Written problem
Where does the string "title" appear in the records? Copy every line that contains it.

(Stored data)
----------------

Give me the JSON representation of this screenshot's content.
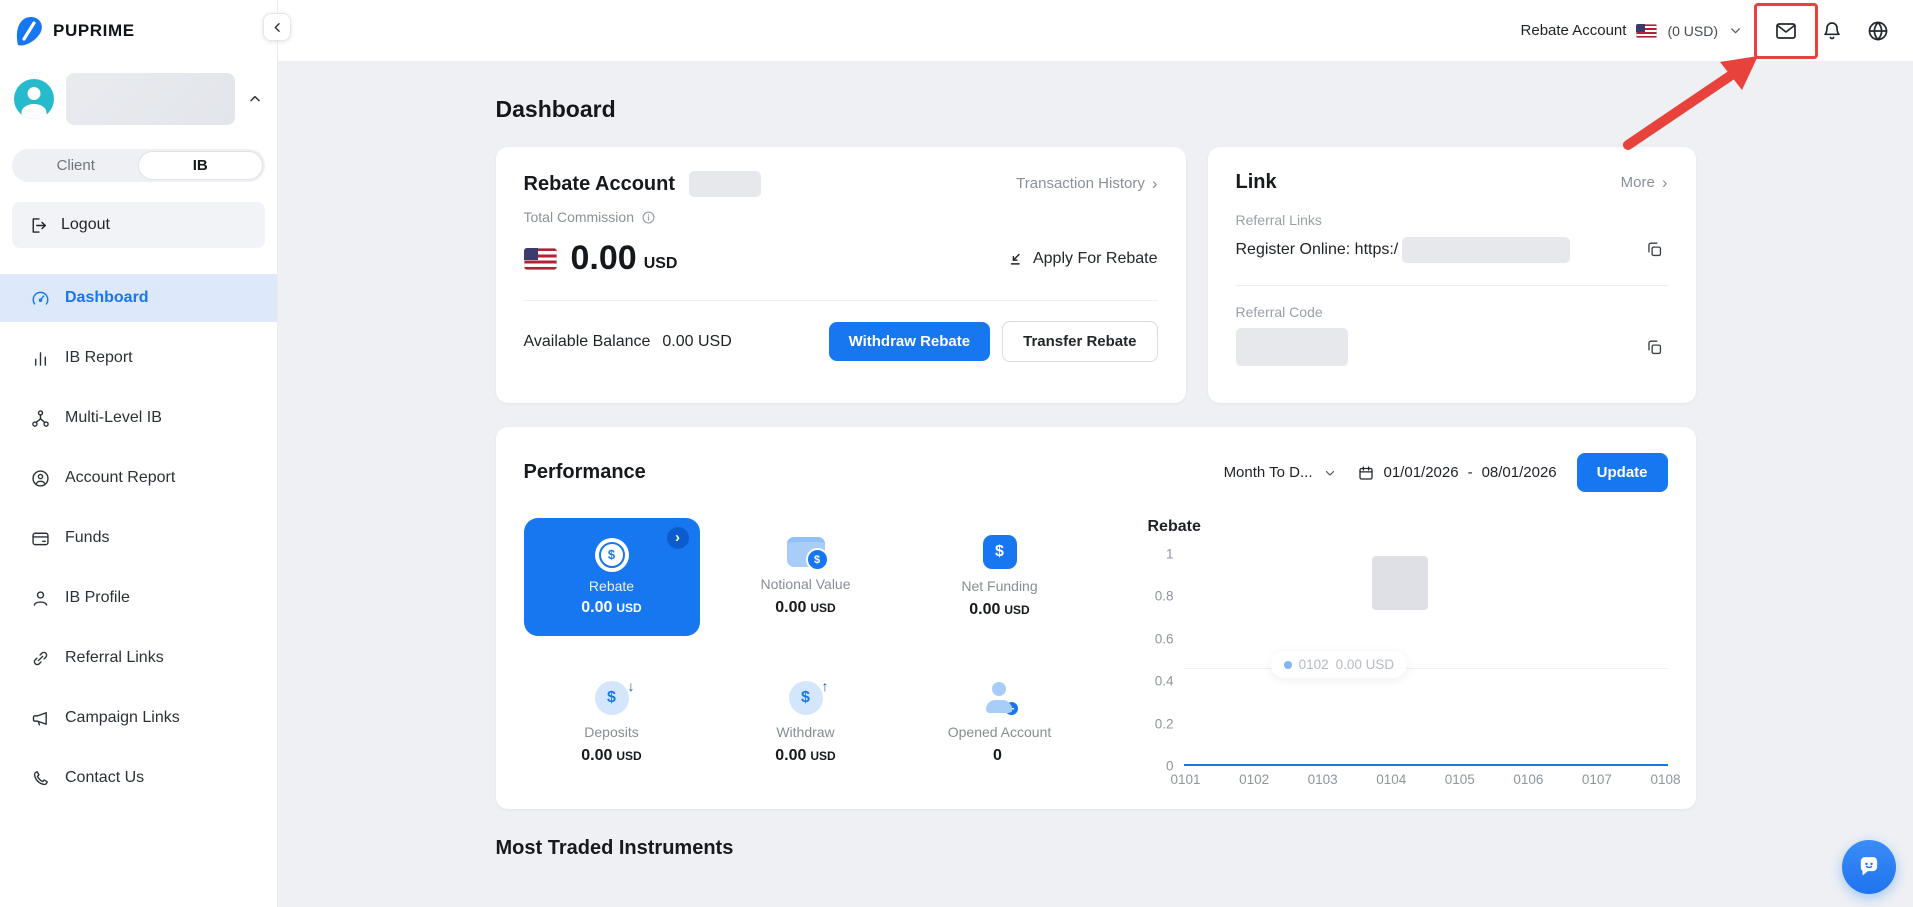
{
  "colors": {
    "primary": "#1777F0",
    "annotation": "#E8423C"
  },
  "brand": {
    "name": "PUPRIME"
  },
  "topbar": {
    "account_label": "Rebate Account",
    "balance": "(0 USD)"
  },
  "sidebar": {
    "tabs": {
      "client": "Client",
      "ib": "IB"
    },
    "logout": "Logout",
    "items": [
      {
        "label": "Dashboard",
        "active": true
      },
      {
        "label": "IB Report"
      },
      {
        "label": "Multi-Level IB"
      },
      {
        "label": "Account Report"
      },
      {
        "label": "Funds"
      },
      {
        "label": "IB Profile"
      },
      {
        "label": "Referral Links"
      },
      {
        "label": "Campaign Links"
      },
      {
        "label": "Contact Us"
      }
    ]
  },
  "page": {
    "title": "Dashboard"
  },
  "rebate_card": {
    "title": "Rebate Account",
    "transaction_history": "Transaction History",
    "total_commission_label": "Total Commission",
    "amount": "0.00",
    "currency": "USD",
    "apply_label": "Apply For Rebate",
    "available_balance_label": "Available Balance",
    "available_balance_value": "0.00 USD",
    "withdraw_label": "Withdraw Rebate",
    "transfer_label": "Transfer Rebate"
  },
  "link_card": {
    "title": "Link",
    "more": "More",
    "referral_links_label": "Referral Links",
    "register_text": "Register Online: https:/",
    "referral_code_label": "Referral Code"
  },
  "performance": {
    "title": "Performance",
    "range_dropdown": "Month To D...",
    "date_start": "01/01/2026",
    "date_separator": "-",
    "date_end": "08/01/2026",
    "update_label": "Update",
    "tiles": [
      {
        "label": "Rebate",
        "value": "0.00",
        "unit": "USD",
        "active": true
      },
      {
        "label": "Notional Value",
        "value": "0.00",
        "unit": "USD"
      },
      {
        "label": "Net Funding",
        "value": "0.00",
        "unit": "USD"
      },
      {
        "label": "Deposits",
        "value": "0.00",
        "unit": "USD"
      },
      {
        "label": "Withdraw",
        "value": "0.00",
        "unit": "USD"
      },
      {
        "label": "Opened Account",
        "value": "0",
        "unit": ""
      }
    ]
  },
  "chart_data": {
    "type": "line",
    "title": "Rebate",
    "x": [
      "0101",
      "0102",
      "0103",
      "0104",
      "0105",
      "0106",
      "0107",
      "0108"
    ],
    "values": [
      0,
      0,
      0,
      0,
      0,
      0,
      0,
      0
    ],
    "ylim": [
      0,
      1
    ],
    "yticks": [
      "1",
      "0.8",
      "0.6",
      "0.4",
      "0.2",
      "0"
    ],
    "grid": false,
    "legend": false,
    "line_color": "#1777F0",
    "tooltip": {
      "x": "0102",
      "value": "0.00 USD"
    }
  },
  "sections": {
    "most_traded": "Most Traded Instruments"
  },
  "icons": [
    "chevron-left",
    "chevron-up",
    "chevron-down",
    "chevron-right",
    "mail",
    "bell",
    "globe",
    "us-flag",
    "info",
    "calendar",
    "copy",
    "logout",
    "gauge",
    "bar-chart",
    "network",
    "person-circle",
    "bank-card",
    "person",
    "link",
    "megaphone",
    "phone",
    "coin-dollar",
    "wallet-dollar",
    "card-dollar",
    "deposit-dollar",
    "withdraw-dollar",
    "person-plus",
    "chat-bubble"
  ],
  "redacted_fields": [
    "username",
    "rebate-account-number",
    "referral-url",
    "referral-code",
    "chart-hover-area"
  ],
  "annotation": {
    "type": "box-and-arrow",
    "target": "mail-icon",
    "color": "#E8423C"
  }
}
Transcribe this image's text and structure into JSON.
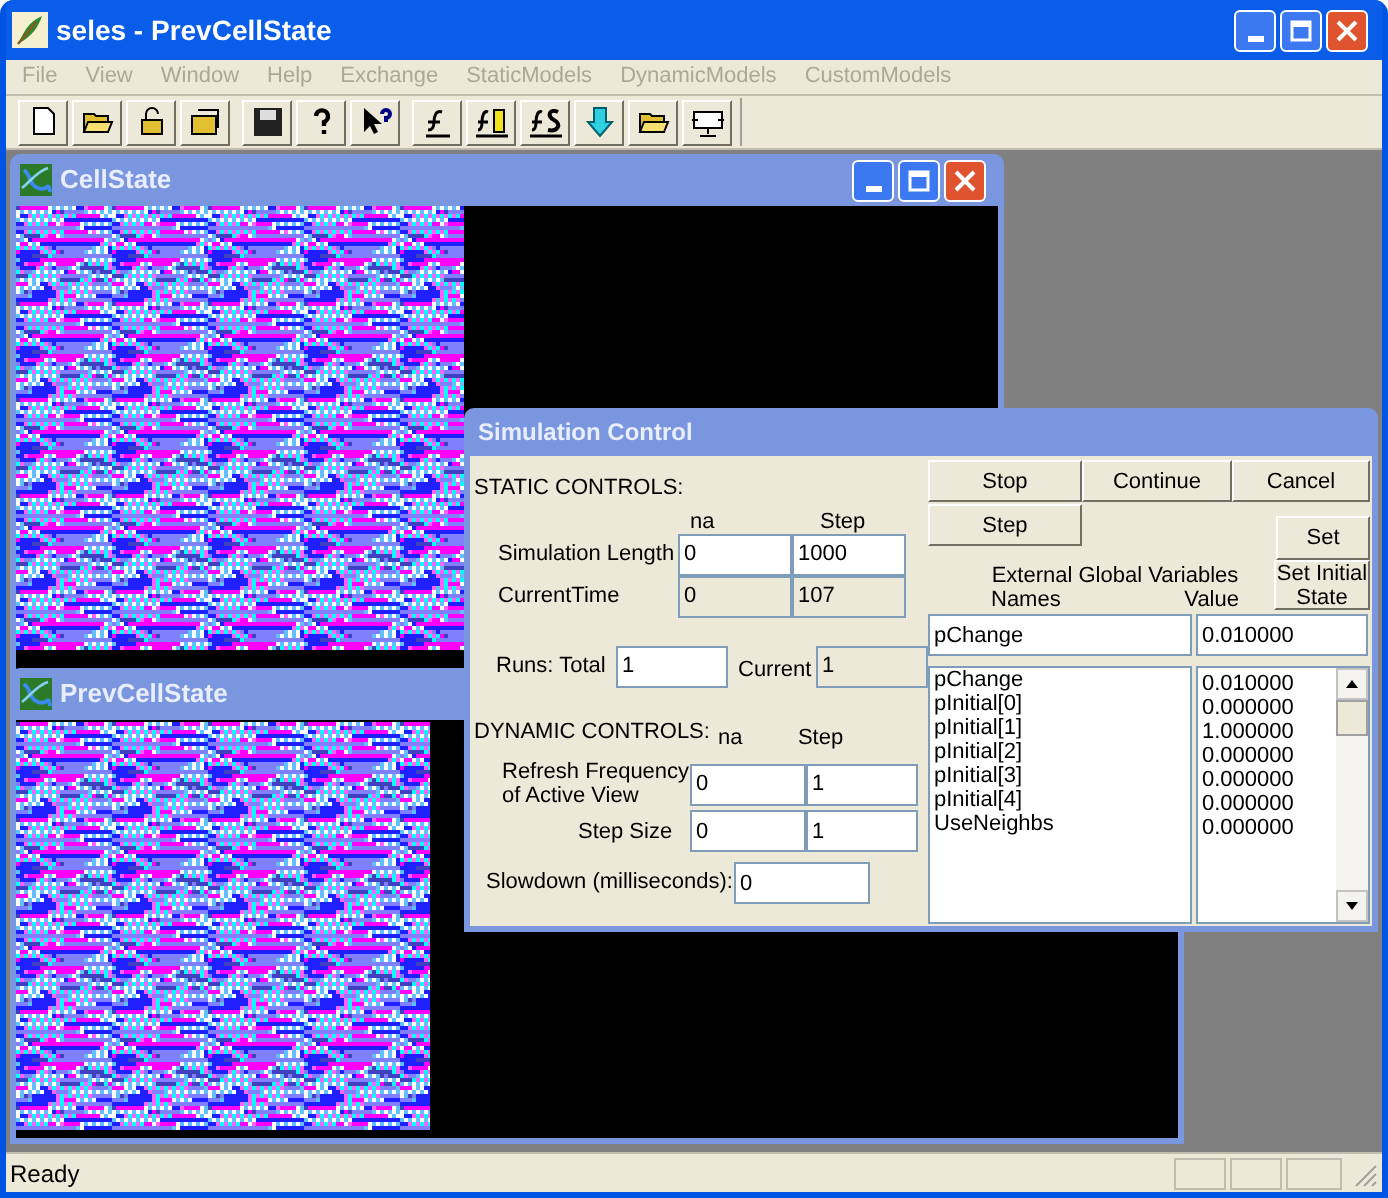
{
  "app_window": {
    "title": "seles - PrevCellState"
  },
  "menu": [
    {
      "label": "File",
      "disabled": true
    },
    {
      "label": "View",
      "disabled": true
    },
    {
      "label": "Window",
      "disabled": true
    },
    {
      "label": "Help",
      "disabled": true
    },
    {
      "label": "Exchange",
      "disabled": true
    },
    {
      "label": "StaticModels",
      "disabled": true
    },
    {
      "label": "DynamicModels",
      "disabled": true
    },
    {
      "label": "CustomModels",
      "disabled": true
    }
  ],
  "child_windows": [
    {
      "title": "CellState"
    },
    {
      "title": "PrevCellState"
    }
  ],
  "simulation_control": {
    "title": "Simulation Control",
    "static_heading": "STATIC CONTROLS:",
    "static_columns": [
      "na",
      "Step"
    ],
    "static_rows": [
      {
        "label": "Simulation Length",
        "na": "0",
        "step": "1000",
        "disabled": false
      },
      {
        "label": "CurrentTime",
        "na": "0",
        "step": "107",
        "disabled": true
      }
    ],
    "runs": {
      "total_label": "Runs: Total",
      "total": "1",
      "current_label": "Current",
      "current": "1"
    },
    "dynamic_heading": "DYNAMIC CONTROLS:",
    "dynamic_columns": [
      "na",
      "Step"
    ],
    "dynamic_rows": [
      {
        "label": "Refresh Frequency of Active View",
        "na": "0",
        "step": "1"
      },
      {
        "label": "Step Size",
        "na": "0",
        "step": "1"
      }
    ],
    "slowdown": {
      "label": "Slowdown (milliseconds):",
      "value": "0"
    },
    "buttons": [
      "Stop",
      "Continue",
      "Cancel"
    ],
    "step_button": "Step",
    "set_button": "Set",
    "set_initial_button": "Set Initial State",
    "variables_heading": "External Global Variables",
    "names_label": "Names",
    "value_label": "Value",
    "edit_name": "pChange",
    "edit_value": "0.010000",
    "variables": [
      {
        "name": "pChange",
        "value": "0.010000"
      },
      {
        "name": "pInitial[0]",
        "value": "0.000000"
      },
      {
        "name": "pInitial[1]",
        "value": "1.000000"
      },
      {
        "name": "pInitial[2]",
        "value": "0.000000"
      },
      {
        "name": "pInitial[3]",
        "value": "0.000000"
      },
      {
        "name": "pInitial[4]",
        "value": "0.000000"
      },
      {
        "name": "UseNeighbs",
        "value": "0.000000"
      }
    ]
  },
  "status_bar": {
    "text": "Ready"
  }
}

----------------

Correct output
    "title": "Dashboard"
    "title": "Rebate Account",
    "title": "Link",
    "title": "Performance",
    "title": "Rebate",
    "title": "seles - PrevCellState"
      "title": "CellState"
      "title": "PrevCellState"
    "title": "Simulation Control",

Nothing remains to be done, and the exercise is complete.